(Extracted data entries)
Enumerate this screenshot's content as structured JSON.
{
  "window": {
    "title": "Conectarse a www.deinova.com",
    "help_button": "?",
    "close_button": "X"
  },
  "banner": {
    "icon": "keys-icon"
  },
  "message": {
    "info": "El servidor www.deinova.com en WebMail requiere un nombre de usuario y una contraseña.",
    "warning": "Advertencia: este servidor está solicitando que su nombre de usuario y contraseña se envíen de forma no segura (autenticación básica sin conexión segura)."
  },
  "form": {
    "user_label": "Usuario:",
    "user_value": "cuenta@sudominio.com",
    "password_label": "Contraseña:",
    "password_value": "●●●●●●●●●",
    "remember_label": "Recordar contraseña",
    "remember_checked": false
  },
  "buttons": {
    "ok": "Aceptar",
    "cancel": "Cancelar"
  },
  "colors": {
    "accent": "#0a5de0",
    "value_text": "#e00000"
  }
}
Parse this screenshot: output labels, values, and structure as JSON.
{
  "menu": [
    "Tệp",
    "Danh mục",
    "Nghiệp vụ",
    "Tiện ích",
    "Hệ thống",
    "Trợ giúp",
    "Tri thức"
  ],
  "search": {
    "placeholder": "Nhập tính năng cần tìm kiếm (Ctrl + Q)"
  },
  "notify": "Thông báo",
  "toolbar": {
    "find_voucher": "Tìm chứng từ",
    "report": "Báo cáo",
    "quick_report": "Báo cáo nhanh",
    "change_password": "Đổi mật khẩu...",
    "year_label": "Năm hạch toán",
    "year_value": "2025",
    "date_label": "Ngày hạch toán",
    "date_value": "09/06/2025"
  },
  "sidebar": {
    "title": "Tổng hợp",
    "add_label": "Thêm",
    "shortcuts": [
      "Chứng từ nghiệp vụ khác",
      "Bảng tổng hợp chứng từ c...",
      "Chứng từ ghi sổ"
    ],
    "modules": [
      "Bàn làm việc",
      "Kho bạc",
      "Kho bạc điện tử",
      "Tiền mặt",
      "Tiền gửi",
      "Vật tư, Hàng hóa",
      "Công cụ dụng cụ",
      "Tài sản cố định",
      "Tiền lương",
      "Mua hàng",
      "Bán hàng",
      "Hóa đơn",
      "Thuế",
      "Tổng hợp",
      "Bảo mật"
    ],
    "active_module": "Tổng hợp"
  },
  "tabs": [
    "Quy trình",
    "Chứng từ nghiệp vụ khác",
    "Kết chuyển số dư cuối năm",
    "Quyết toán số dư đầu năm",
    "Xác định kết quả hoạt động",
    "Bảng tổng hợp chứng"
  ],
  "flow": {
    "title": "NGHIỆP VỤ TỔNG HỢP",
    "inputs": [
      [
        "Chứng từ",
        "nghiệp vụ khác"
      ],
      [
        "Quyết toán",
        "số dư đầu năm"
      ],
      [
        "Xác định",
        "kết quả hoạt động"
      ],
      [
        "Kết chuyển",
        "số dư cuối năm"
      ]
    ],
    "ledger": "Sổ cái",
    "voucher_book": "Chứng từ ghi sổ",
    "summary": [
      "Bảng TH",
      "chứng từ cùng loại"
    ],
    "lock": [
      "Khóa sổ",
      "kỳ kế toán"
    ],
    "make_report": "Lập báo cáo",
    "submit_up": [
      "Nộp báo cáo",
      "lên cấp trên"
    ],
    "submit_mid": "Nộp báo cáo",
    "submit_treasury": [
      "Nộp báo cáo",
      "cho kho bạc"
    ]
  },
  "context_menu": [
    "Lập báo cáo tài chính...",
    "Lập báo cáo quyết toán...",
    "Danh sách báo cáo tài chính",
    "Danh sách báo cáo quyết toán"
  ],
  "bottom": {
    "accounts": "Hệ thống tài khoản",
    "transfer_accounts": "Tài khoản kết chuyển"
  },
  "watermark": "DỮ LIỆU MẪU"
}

• **Directions**:
Above are the entries; count how many of their lines contain the word "title" and give only that number.

• **Output**:
3